§ **Stated goal**:
Can you write out all the lines word for word, with no pictures?
═══ Data for processing ═══
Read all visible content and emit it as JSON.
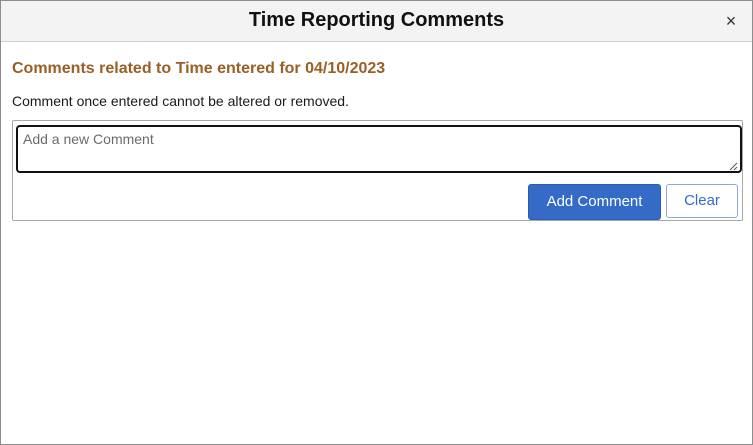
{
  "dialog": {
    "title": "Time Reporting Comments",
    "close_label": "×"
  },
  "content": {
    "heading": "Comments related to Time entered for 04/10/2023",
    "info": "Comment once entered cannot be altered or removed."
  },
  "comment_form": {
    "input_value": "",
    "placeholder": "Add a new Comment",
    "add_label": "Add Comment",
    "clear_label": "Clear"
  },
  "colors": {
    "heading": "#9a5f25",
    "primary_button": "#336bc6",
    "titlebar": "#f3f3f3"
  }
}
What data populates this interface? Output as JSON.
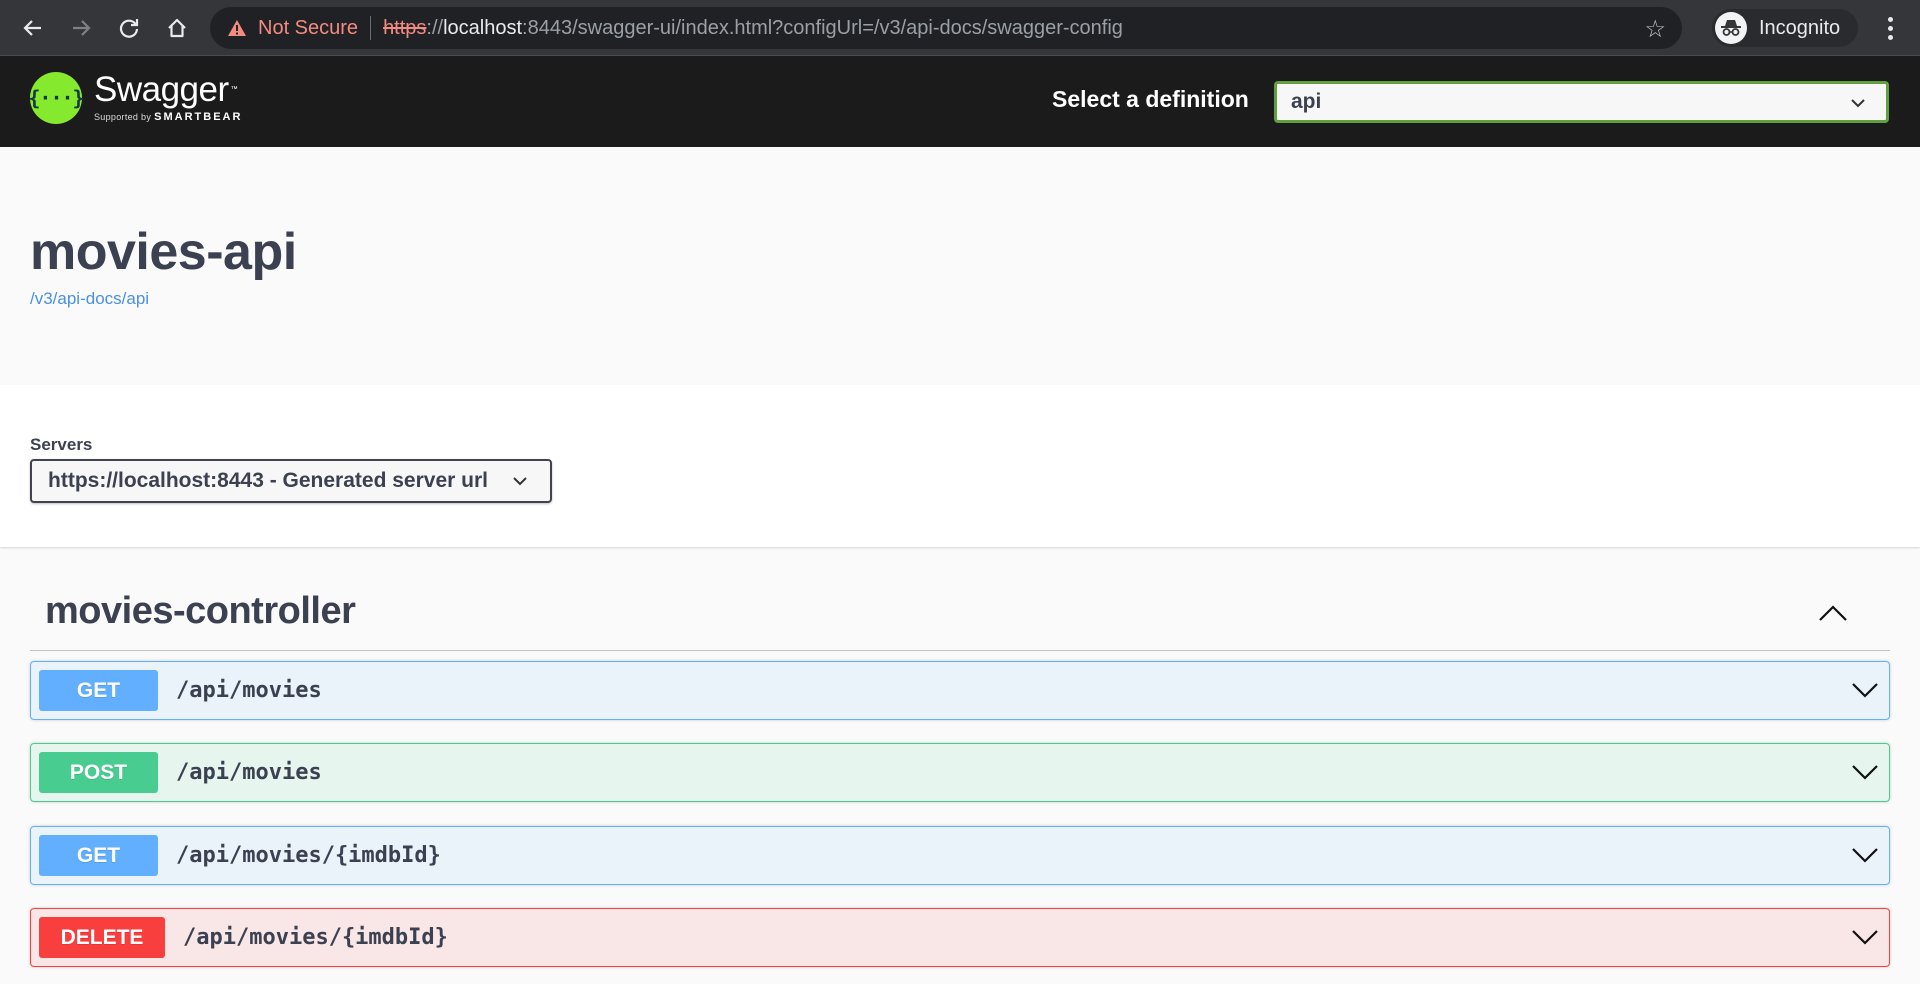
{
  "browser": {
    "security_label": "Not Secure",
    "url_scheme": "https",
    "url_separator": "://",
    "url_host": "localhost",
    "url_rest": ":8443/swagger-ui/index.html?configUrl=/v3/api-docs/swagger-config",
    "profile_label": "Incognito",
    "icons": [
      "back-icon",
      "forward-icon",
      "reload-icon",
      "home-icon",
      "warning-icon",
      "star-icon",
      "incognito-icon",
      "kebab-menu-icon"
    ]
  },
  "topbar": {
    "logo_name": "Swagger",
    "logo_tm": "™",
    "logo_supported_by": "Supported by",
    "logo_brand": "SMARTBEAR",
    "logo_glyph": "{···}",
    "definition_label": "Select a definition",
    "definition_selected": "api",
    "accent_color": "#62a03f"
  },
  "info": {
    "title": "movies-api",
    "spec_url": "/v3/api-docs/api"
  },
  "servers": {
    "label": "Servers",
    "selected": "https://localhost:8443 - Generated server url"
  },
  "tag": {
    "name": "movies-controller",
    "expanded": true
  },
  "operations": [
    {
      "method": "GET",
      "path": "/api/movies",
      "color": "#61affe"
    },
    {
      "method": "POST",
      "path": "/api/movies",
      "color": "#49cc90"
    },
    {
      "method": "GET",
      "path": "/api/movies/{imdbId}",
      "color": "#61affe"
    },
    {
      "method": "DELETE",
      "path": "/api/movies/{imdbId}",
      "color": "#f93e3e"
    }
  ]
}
═══
§ **Answer to this task**:
Read all visible content and emit it as JSON.
{
  "dialog": {
    "title": "Time Reporting Comments",
    "close_label": "×"
  },
  "content": {
    "heading": "Comments related to Time entered for 04/10/2023",
    "info": "Comment once entered cannot be altered or removed."
  },
  "comment_form": {
    "input_value": "",
    "placeholder": "Add a new Comment",
    "add_label": "Add Comment",
    "clear_label": "Clear"
  },
  "colors": {
    "heading": "#9a5f25",
    "primary_button": "#336bc6",
    "titlebar": "#f3f3f3"
  }
}
What data populates this interface? Output as JSON.
{
  "browser": {
    "security_label": "Not Secure",
    "url_scheme": "https",
    "url_separator": "://",
    "url_host": "localhost",
    "url_rest": ":8443/swagger-ui/index.html?configUrl=/v3/api-docs/swagger-config",
    "profile_label": "Incognito",
    "icons": [
      "back-icon",
      "forward-icon",
      "reload-icon",
      "home-icon",
      "warning-icon",
      "star-icon",
      "incognito-icon",
      "kebab-menu-icon"
    ]
  },
  "topbar": {
    "logo_name": "Swagger",
    "logo_tm": "™",
    "logo_supported_by": "Supported by",
    "logo_brand": "SMARTBEAR",
    "logo_glyph": "{···}",
    "definition_label": "Select a definition",
    "definition_selected": "api",
    "accent_color": "#62a03f"
  },
  "info": {
    "title": "movies-api",
    "spec_url": "/v3/api-docs/api"
  },
  "servers": {
    "label": "Servers",
    "selected": "https://localhost:8443 - Generated server url"
  },
  "tag": {
    "name": "movies-controller",
    "expanded": true
  },
  "operations": [
    {
      "method": "GET",
      "path": "/api/movies",
      "color": "#61affe"
    },
    {
      "method": "POST",
      "path": "/api/movies",
      "color": "#49cc90"
    },
    {
      "method": "GET",
      "path": "/api/movies/{imdbId}",
      "color": "#61affe"
    },
    {
      "method": "DELETE",
      "path": "/api/movies/{imdbId}",
      "color": "#f93e3e"
    }
  ]
}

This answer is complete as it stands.